begin The input

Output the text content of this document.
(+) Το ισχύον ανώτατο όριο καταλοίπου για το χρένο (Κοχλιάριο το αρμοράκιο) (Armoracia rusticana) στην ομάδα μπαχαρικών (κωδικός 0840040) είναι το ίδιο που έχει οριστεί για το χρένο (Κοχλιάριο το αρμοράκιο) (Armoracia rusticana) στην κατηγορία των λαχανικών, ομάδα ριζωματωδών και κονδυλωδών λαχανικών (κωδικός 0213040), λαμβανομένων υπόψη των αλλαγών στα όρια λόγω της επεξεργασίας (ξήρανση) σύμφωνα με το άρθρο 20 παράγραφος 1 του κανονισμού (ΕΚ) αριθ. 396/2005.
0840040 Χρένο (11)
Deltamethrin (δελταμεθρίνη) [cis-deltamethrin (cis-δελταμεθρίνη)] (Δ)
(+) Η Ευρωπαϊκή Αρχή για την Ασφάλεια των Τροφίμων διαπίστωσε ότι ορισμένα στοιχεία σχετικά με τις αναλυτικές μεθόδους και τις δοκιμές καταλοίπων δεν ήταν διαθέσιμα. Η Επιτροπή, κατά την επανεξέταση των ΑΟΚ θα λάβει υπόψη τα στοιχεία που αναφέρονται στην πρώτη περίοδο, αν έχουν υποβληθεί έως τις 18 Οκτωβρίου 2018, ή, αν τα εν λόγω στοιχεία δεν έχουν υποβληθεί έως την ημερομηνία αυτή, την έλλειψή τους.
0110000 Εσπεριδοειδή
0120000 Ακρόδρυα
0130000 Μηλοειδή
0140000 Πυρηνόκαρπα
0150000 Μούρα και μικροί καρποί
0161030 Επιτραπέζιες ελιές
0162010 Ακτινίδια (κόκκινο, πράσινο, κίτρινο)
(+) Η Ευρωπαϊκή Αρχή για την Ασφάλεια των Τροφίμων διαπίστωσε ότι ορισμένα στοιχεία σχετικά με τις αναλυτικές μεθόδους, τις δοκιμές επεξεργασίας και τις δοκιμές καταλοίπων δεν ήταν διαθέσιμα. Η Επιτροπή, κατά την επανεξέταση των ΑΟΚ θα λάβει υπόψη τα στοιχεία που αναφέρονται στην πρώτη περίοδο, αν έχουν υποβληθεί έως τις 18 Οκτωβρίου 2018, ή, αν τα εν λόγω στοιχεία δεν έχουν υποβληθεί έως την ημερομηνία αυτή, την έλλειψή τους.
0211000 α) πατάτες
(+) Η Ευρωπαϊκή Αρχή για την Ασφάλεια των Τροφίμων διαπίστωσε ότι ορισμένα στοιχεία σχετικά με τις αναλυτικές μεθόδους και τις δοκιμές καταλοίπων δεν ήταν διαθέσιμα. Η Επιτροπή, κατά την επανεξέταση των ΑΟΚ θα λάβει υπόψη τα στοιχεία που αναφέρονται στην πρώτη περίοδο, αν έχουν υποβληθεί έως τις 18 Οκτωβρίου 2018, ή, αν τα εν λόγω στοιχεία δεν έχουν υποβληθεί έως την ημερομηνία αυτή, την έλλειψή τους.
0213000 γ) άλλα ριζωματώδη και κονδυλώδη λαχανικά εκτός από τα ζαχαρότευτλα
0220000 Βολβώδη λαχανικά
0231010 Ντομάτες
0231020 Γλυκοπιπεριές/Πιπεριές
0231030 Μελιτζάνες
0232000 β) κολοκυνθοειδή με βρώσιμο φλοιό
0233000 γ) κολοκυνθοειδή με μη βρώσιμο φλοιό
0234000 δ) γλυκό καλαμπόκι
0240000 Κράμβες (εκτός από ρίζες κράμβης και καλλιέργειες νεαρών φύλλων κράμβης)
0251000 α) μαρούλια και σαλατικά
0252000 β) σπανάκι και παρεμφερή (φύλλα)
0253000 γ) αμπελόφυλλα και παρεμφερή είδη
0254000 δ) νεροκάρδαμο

end The input

=== What you need to do ===
In the entries above, find every line holding the word "βρώσιμο" and copy it out.

=== The answer ===
0232000 β) κολοκυνθοειδή με βρώσιμο φλοιό
0233000 γ) κολοκυνθοειδή με μη βρώσιμο φλοιό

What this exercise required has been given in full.